— BEGIN EXTRACTED MATERIAL —
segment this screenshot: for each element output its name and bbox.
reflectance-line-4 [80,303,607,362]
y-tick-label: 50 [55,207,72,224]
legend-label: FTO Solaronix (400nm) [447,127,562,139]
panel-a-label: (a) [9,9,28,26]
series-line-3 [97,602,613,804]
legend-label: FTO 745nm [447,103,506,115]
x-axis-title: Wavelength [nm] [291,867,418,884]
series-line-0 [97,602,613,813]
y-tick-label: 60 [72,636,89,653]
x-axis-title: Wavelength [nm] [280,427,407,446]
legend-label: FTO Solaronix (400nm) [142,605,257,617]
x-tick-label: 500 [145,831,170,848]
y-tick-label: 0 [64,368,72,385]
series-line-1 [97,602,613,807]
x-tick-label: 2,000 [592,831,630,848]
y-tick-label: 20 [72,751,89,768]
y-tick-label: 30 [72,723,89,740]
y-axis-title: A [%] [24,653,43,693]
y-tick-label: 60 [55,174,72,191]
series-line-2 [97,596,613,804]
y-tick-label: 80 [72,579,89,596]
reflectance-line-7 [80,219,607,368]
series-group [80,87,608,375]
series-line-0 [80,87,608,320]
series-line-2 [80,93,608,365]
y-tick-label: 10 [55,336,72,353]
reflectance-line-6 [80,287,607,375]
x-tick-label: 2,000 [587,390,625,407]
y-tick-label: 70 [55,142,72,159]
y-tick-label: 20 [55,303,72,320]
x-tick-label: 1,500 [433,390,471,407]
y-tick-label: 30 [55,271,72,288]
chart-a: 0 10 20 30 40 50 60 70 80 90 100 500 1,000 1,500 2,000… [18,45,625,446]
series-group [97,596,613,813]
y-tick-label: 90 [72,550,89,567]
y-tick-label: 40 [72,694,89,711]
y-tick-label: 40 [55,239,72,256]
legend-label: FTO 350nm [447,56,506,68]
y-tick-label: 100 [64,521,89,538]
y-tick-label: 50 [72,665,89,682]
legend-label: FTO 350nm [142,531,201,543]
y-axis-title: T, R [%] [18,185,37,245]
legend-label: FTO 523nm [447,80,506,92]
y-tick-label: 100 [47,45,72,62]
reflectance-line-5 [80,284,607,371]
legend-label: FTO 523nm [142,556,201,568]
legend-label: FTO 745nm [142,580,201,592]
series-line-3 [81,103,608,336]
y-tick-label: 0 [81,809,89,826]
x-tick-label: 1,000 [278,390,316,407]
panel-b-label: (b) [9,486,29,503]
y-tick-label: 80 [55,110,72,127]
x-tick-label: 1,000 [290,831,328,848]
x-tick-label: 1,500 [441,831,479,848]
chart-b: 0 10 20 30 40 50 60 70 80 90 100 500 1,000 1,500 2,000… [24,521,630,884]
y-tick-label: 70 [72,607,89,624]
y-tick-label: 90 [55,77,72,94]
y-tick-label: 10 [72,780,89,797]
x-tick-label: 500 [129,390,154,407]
— END EXTRACTED MATERIAL —
» PROBLEM STATEMENT
Copy out every line from the start of the records through the line containing "y-tick-label: 40 [55,239,72,256]", with that line included.

» ANSWER TO THIS EXERCISE
segment this screenshot: for each element output its name and bbox.
reflectance-line-4 [80,303,607,362]
y-tick-label: 50 [55,207,72,224]
legend-label: FTO Solaronix (400nm) [447,127,562,139]
panel-a-label: (a) [9,9,28,26]
series-line-3 [97,602,613,804]
legend-label: FTO 745nm [447,103,506,115]
x-axis-title: Wavelength [nm] [291,867,418,884]
series-line-0 [97,602,613,813]
y-tick-label: 60 [72,636,89,653]
x-axis-title: Wavelength [nm] [280,427,407,446]
legend-label: FTO Solaronix (400nm) [142,605,257,617]
x-tick-label: 500 [145,831,170,848]
y-tick-label: 0 [64,368,72,385]
series-line-1 [97,602,613,807]
x-tick-label: 2,000 [592,831,630,848]
y-tick-label: 20 [72,751,89,768]
y-tick-label: 30 [72,723,89,740]
y-axis-title: A [%] [24,653,43,693]
y-tick-label: 60 [55,174,72,191]
series-line-2 [97,596,613,804]
y-tick-label: 80 [72,579,89,596]
reflectance-line-7 [80,219,607,368]
series-group [80,87,608,375]
series-line-0 [80,87,608,320]
series-line-2 [80,93,608,365]
y-tick-label: 10 [55,336,72,353]
reflectance-line-6 [80,287,607,375]
x-tick-label: 2,000 [587,390,625,407]
y-tick-label: 70 [55,142,72,159]
y-tick-label: 20 [55,303,72,320]
x-tick-label: 1,500 [433,390,471,407]
y-tick-label: 30 [55,271,72,288]
chart-a: 0 10 20 30 40 50 60 70 80 90 100 500 1,000 1,500 2,000… [18,45,625,446]
series-group [97,596,613,813]
y-tick-label: 90 [72,550,89,567]
y-tick-label: 40 [72,694,89,711]
y-tick-label: 40 [55,239,72,256]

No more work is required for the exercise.